TASK REQUIREMENTS:
Your task is to write out the complete listing exactly as it is shown.
══ RECORDED DATA
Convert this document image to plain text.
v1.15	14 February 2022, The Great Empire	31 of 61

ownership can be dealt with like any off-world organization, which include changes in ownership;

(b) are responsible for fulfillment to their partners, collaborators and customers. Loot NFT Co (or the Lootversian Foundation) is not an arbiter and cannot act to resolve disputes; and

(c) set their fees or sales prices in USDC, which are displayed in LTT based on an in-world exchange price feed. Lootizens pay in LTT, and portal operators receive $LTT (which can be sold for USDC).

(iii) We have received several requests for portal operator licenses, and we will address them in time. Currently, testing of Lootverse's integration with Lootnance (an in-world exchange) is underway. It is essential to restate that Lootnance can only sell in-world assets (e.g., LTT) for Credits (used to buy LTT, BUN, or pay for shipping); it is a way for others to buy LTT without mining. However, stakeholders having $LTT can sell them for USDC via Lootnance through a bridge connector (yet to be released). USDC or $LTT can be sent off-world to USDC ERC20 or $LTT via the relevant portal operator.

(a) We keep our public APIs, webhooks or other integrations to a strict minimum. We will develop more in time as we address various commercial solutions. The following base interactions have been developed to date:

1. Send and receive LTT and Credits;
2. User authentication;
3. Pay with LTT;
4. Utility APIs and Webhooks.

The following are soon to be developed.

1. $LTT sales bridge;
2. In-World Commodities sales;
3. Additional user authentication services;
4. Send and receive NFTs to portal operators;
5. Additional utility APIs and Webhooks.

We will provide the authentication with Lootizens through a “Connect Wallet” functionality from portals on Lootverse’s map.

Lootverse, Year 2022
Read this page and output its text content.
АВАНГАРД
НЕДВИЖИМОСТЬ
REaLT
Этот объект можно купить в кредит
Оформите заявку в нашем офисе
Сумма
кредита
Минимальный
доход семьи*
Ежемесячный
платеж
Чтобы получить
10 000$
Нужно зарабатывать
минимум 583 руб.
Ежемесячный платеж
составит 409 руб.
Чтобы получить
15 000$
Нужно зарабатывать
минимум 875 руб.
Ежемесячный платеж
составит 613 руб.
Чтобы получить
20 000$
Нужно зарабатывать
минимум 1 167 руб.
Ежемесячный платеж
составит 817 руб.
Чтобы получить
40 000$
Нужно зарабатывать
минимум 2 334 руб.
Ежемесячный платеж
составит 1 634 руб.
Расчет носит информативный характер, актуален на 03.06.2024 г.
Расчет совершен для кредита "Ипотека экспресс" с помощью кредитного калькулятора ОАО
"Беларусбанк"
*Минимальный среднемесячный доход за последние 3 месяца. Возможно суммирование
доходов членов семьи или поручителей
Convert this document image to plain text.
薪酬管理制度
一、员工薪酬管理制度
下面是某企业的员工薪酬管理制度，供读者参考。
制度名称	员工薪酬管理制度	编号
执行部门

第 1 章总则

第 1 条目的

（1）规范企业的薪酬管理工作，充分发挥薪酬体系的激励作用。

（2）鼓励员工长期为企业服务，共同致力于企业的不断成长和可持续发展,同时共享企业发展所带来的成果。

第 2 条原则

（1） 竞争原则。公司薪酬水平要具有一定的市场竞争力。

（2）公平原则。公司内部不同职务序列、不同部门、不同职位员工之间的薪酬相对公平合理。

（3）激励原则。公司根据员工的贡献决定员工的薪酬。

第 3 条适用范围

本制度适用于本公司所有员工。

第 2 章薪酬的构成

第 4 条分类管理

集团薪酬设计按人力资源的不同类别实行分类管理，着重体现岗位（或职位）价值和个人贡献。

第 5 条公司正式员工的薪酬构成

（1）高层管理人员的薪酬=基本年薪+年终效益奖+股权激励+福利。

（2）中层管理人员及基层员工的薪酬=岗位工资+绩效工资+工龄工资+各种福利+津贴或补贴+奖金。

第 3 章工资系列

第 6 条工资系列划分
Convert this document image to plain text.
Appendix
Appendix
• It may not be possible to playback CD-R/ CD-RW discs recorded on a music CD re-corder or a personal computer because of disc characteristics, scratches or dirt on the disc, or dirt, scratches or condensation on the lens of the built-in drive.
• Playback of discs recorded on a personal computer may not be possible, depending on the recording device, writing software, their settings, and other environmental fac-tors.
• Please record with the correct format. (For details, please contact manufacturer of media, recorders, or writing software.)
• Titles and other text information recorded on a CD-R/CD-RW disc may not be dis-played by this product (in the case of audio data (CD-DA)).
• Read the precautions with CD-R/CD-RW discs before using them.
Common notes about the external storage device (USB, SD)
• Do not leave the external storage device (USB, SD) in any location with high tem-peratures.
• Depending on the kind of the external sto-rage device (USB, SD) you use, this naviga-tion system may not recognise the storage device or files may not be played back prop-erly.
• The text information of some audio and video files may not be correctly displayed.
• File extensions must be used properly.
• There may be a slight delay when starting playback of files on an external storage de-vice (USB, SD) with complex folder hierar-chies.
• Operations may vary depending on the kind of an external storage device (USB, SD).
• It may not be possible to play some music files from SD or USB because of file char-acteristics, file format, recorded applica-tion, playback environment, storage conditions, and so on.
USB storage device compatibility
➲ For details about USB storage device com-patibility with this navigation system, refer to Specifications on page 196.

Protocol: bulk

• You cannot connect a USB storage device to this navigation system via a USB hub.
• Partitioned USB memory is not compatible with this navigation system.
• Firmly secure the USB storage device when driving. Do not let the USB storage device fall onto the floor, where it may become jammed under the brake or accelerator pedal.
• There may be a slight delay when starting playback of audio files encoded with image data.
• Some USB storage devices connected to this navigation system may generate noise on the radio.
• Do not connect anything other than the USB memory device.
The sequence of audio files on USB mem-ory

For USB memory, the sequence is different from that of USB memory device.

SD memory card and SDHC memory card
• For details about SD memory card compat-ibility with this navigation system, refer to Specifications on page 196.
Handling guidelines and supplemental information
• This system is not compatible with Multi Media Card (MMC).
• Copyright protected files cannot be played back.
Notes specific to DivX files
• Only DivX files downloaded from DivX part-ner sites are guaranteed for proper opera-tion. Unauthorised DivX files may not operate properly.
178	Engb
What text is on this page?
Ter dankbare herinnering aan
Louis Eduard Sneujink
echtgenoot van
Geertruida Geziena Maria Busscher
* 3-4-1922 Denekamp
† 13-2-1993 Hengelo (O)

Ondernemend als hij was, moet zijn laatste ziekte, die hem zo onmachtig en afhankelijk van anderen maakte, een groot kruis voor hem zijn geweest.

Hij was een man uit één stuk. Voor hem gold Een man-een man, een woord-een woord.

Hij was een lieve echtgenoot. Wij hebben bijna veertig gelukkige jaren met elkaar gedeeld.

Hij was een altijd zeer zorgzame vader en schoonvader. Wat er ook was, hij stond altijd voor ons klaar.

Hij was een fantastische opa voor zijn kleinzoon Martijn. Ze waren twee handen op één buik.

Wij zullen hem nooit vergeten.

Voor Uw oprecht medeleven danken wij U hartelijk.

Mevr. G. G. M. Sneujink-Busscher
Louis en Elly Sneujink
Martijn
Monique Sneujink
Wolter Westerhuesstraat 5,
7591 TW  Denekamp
════
TASK ANSWER:
Convert this document image to plain text.
v1.15	14 February 2022, The Great Empire	31 of 61

ownership can be dealt with like any off-world organization, which include changes in ownership;

(b) are responsible for fulfillment to their partners, collaborators and customers. Loot NFT Co (or the Lootversian Foundation) is not an arbiter and cannot act to resolve disputes; and

(c) set their fees or sales prices in USDC, which are displayed in LTT based on an in-world exchange price feed. Lootizens pay in LTT, and portal operators receive $LTT (which can be sold for USDC).

(iii) We have received several requests for portal operator licenses, and we will address them in time. Currently, testing of Lootverse's integration with Lootnance (an in-world exchange) is underway. It is essential to restate that Lootnance can only sell in-world assets (e.g., LTT) for Credits (used to buy LTT, BUN, or pay for shipping); it is a way for others to buy LTT without mining. However, stakeholders having $LTT can sell them for USDC via Lootnance through a bridge connector (yet to be released). USDC or $LTT can be sent off-world to USDC ERC20 or $LTT via the relevant portal operator.

(a) We keep our public APIs, webhooks or other integrations to a strict minimum. We will develop more in time as we address various commercial solutions. The following base interactions have been developed to date:

1. Send and receive LTT and Credits;
2. User authentication;
3. Pay with LTT;
4. Utility APIs and Webhooks.

The following are soon to be developed.

1. $LTT sales bridge;
2. In-World Commodities sales;
3. Additional user authentication services;
4. Send and receive NFTs to portal operators;
5. Additional utility APIs and Webhooks.

We will provide the authentication with Lootizens through a “Connect Wallet” functionality from portals on Lootverse’s map.

Lootverse, Year 2022
Read this page and output its text content.
АВАНГАРД
НЕДВИЖИМОСТЬ
REaLT
Этот объект можно купить в кредит
Оформите заявку в нашем офисе
Сумма
кредита
Минимальный
доход семьи*
Ежемесячный
платеж
Чтобы получить
10 000$
Нужно зарабатывать
минимум 583 руб.
Ежемесячный платеж
составит 409 руб.
Чтобы получить
15 000$
Нужно зарабатывать
минимум 875 руб.
Ежемесячный платеж
составит 613 руб.
Чтобы получить
20 000$
Нужно зарабатывать
минимум 1 167 руб.
Ежемесячный платеж
составит 817 руб.
Чтобы получить
40 000$
Нужно зарабатывать
минимум 2 334 руб.
Ежемесячный платеж
составит 1 634 руб.
Расчет носит информативный характер, актуален на 03.06.2024 г.
Расчет совершен для кредита "Ипотека экспресс" с помощью кредитного калькулятора ОАО
"Беларусбанк"
*Минимальный среднемесячный доход за последние 3 месяца. Возможно суммирование
доходов членов семьи или поручителей
Convert this document image to plain text.
薪酬管理制度
一、员工薪酬管理制度
下面是某企业的员工薪酬管理制度，供读者参考。
制度名称	员工薪酬管理制度	编号
执行部门

第 1 章总则

第 1 条目的

（1）规范企业的薪酬管理工作，充分发挥薪酬体系的激励作用。

（2）鼓励员工长期为企业服务，共同致力于企业的不断成长和可持续发展,同时共享企业发展所带来的成果。

第 2 条原则

（1） 竞争原则。公司薪酬水平要具有一定的市场竞争力。

（2）公平原则。公司内部不同职务序列、不同部门、不同职位员工之间的薪酬相对公平合理。

（3）激励原则。公司根据员工的贡献决定员工的薪酬。

第 3 条适用范围

本制度适用于本公司所有员工。

第 2 章薪酬的构成

第 4 条分类管理

集团薪酬设计按人力资源的不同类别实行分类管理，着重体现岗位（或职位）价值和个人贡献。

第 5 条公司正式员工的薪酬构成

（1）高层管理人员的薪酬=基本年薪+年终效益奖+股权激励+福利。

（2）中层管理人员及基层员工的薪酬=岗位工资+绩效工资+工龄工资+各种福利+津贴或补贴+奖金。

第 3 章工资系列

第 6 条工资系列划分
Convert this document image to plain text.
Appendix
Appendix
• It may not be possible to playback CD-R/ CD-RW discs recorded on a music CD re-corder or a personal computer because of disc characteristics, scratches or dirt on the disc, or dirt, scratches or condensation on the lens of the built-in drive.
• Playback of discs recorded on a personal computer may not be possible, depending on the recording device, writing software, their settings, and other environmental fac-tors.
• Please record with the correct format. (For details, please contact manufacturer of media, recorders, or writing software.)
• Titles and other text information recorded on a CD-R/CD-RW disc may not be dis-played by this product (in the case of audio data (CD-DA)).
• Read the precautions with CD-R/CD-RW discs before using them.
Common notes about the external storage device (USB, SD)
• Do not leave the external storage device (USB, SD) in any location with high tem-peratures.
• Depending on the kind of the external sto-rage device (USB, SD) you use, this naviga-tion system may not recognise the storage device or files may not be played back prop-erly.
• The text information of some audio and video files may not be correctly displayed.
• File extensions must be used properly.
• There may be a slight delay when starting playback of files on an external storage de-vice (USB, SD) with complex folder hierar-chies.
• Operations may vary depending on the kind of an external storage device (USB, SD).
• It may not be possible to play some music files from SD or USB because of file char-acteristics, file format, recorded applica-tion, playback environment, storage conditions, and so on.
USB storage device compatibility
➲ For details about USB storage device com-patibility with this navigation system, refer to Specifications on page 196.

Protocol: bulk

• You cannot connect a USB storage device to this navigation system via a USB hub.
• Partitioned USB memory is not compatible with this navigation system.
• Firmly secure the USB storage device when driving. Do not let the USB storage device fall onto the floor, where it may become jammed under the brake or accelerator pedal.
• There may be a slight delay when starting playback of audio files encoded with image data.
• Some USB storage devices connected to this navigation system may generate noise on the radio.
• Do not connect anything other than the USB memory device.
The sequence of audio files on USB mem-ory

For USB memory, the sequence is different from that of USB memory device.

SD memory card and SDHC memory card
• For details about SD memory card compat-ibility with this navigation system, refer to Specifications on page 196.
Handling guidelines and supplemental information
• This system is not compatible with Multi Media Card (MMC).
• Copyright protected files cannot be played back.
Notes specific to DivX files
• Only DivX files downloaded from DivX part-ner sites are guaranteed for proper opera-tion. Unauthorised DivX files may not operate properly.
178	Engb
What text is on this page?
Ter dankbare herinnering aan
Louis Eduard Sneujink
echtgenoot van
Geertruida Geziena Maria Busscher
* 3-4-1922 Denekamp
† 13-2-1993 Hengelo (O)

Ondernemend als hij was, moet zijn laatste ziekte, die hem zo onmachtig en afhankelijk van anderen maakte, een groot kruis voor hem zijn geweest.

Hij was een man uit één stuk. Voor hem gold Een man-een man, een woord-een woord.

Hij was een lieve echtgenoot. Wij hebben bijna veertig gelukkige jaren met elkaar gedeeld.

Hij was een altijd zeer zorgzame vader en schoonvader. Wat er ook was, hij stond altijd voor ons klaar.

Hij was een fantastische opa voor zijn kleinzoon Martijn. Ze waren twee handen op één buik.

Wij zullen hem nooit vergeten.

Voor Uw oprecht medeleven danken wij U hartelijk.

Mevr. G. G. M. Sneujink-Busscher
Louis en Elly Sneujink
Martijn
Monique Sneujink
Wolter Westerhuesstraat 5,
7591 TW  Denekamp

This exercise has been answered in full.